Please put everything from the first line of the entries down to the line containing "x-axis-title: Time (min) [442,456,538,481]", both included, into a Markdown table with the columns Row and Line. Number each row and leave out blank lines.

==== Entries shown

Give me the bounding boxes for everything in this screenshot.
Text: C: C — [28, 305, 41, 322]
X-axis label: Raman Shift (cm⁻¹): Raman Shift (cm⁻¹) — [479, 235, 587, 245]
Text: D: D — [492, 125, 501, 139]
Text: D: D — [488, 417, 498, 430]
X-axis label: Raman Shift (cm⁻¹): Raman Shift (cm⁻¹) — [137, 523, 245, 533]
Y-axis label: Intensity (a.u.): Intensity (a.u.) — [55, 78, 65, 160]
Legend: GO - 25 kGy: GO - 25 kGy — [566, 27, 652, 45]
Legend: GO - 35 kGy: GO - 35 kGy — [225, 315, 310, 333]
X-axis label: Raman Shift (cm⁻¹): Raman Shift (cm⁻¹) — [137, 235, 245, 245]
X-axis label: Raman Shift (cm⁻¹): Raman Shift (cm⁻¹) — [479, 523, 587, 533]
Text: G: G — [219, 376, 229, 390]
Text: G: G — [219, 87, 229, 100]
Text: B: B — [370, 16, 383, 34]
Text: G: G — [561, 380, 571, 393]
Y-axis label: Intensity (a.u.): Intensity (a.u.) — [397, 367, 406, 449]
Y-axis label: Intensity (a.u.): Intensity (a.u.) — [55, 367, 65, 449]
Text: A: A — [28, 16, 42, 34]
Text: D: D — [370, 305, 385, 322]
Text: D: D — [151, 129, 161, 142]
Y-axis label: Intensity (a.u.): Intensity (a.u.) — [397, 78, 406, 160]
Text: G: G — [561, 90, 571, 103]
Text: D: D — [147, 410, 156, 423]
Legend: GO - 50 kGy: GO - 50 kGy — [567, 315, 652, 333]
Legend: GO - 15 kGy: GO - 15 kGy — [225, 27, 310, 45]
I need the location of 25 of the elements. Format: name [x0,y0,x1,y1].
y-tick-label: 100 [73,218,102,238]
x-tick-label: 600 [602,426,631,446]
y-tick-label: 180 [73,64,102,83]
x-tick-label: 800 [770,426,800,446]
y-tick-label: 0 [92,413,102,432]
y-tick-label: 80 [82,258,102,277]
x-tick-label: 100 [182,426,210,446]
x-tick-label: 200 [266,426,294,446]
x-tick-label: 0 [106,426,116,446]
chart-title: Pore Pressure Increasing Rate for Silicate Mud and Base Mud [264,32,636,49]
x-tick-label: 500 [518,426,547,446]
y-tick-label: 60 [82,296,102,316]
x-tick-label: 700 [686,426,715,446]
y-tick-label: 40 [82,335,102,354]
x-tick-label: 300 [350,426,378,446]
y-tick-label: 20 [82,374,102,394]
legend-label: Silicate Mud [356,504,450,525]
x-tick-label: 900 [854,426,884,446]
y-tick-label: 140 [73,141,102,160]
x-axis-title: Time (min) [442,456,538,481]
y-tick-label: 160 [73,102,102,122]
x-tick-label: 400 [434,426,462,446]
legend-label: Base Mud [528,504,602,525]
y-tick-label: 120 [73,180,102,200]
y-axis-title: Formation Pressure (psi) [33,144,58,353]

========

* **Expected output**:
| Row | Line |
|---|---|
| 1 | Give me the bounding boxes for everything in this screenshot. |
| 2 | Text: C: C — [28, 305, 41, 322] |
| 3 | X-axis label: Raman Shift (cm⁻¹): Raman Shift (cm⁻¹) — [479, 235, 587, 245] |
| 4 | Text: D: D — [492, 125, 501, 139] |
| 5 | Text: D: D — [488, 417, 498, 430] |
| 6 | X-axis label: Raman Shift (cm⁻¹): Raman Shift (cm⁻¹) — [137, 523, 245, 533] |
| 7 | Y-axis label: Intensity (a.u.): Intensity (a.u.) — [55, 78, 65, 160] |
| 8 | Legend: GO - 25 kGy: GO - 25 kGy — [566, 27, 652, 45] |
| 9 | Legend: GO - 35 kGy: GO - 35 kGy — [225, 315, 310, 333] |
| 10 | X-axis label: Raman Shift (cm⁻¹): Raman Shift (cm⁻¹) — [137, 235, 245, 245] |
| 11 | X-axis label: Raman Shift (cm⁻¹): Raman Shift (cm⁻¹) — [479, 523, 587, 533] |
| 12 | Text: G: G — [219, 376, 229, 390] |
| 13 | Text: G: G — [219, 87, 229, 100] |
| 14 | Text: B: B — [370, 16, 383, 34] |
| 15 | Text: G: G — [561, 380, 571, 393] |
| 16 | Y-axis label: Intensity (a.u.): Intensity (a.u.) — [397, 367, 406, 449] |
| 17 | Y-axis label: Intensity (a.u.): Intensity (a.u.) — [55, 367, 65, 449] |
| 18 | Text: A: A — [28, 16, 42, 34] |
| 19 | Text: D: D — [370, 305, 385, 322] |
| 20 | Text: D: D — [151, 129, 161, 142] |
| 21 | Y-axis label: Intensity (a.u.): Intensity (a.u.) — [397, 78, 406, 160] |
| 22 | Text: G: G — [561, 90, 571, 103] |
| 23 | Text: D: D — [147, 410, 156, 423] |
| 24 | Legend: GO - 50 kGy: GO - 50 kGy — [567, 315, 652, 333] |
| 25 | Legend: GO - 15 kGy: GO - 15 kGy — [225, 27, 310, 45] |
| 26 | I need the location of 25 of the elements. Format: name [x0,y0,x1,y1]. |
| 27 | y-tick-label: 100 [73,218,102,238] |
| 28 | x-tick-label: 600 [602,426,631,446] |
| 29 | y-tick-label: 180 [73,64,102,83] |
| 30 | x-tick-label: 800 [770,426,800,446] |
| 31 | y-tick-label: 0 [92,413,102,432] |
| 32 | y-tick-label: 80 [82,258,102,277] |
| 33 | x-tick-label: 100 [182,426,210,446] |
| 34 | x-tick-label: 200 [266,426,294,446] |
| 35 | x-tick-label: 0 [106,426,116,446] |
| 36 | chart-title: Pore Pressure Increasing Rate for Silicate Mud and Base Mud [264,32,636,49] |
| 37 | x-tick-label: 500 [518,426,547,446] |
| 38 | y-tick-label: 60 [82,296,102,316] |
| 39 | x-tick-label: 700 [686,426,715,446] |
| 40 | y-tick-label: 40 [82,335,102,354] |
| 41 | x-tick-label: 300 [350,426,378,446] |
| 42 | y-tick-label: 20 [82,374,102,394] |
| 43 | legend-label: Silicate Mud [356,504,450,525] |
| 44 | x-tick-label: 900 [854,426,884,446] |
| 45 | y-tick-label: 140 [73,141,102,160] |
| 46 | x-axis-title: Time (min) [442,456,538,481] |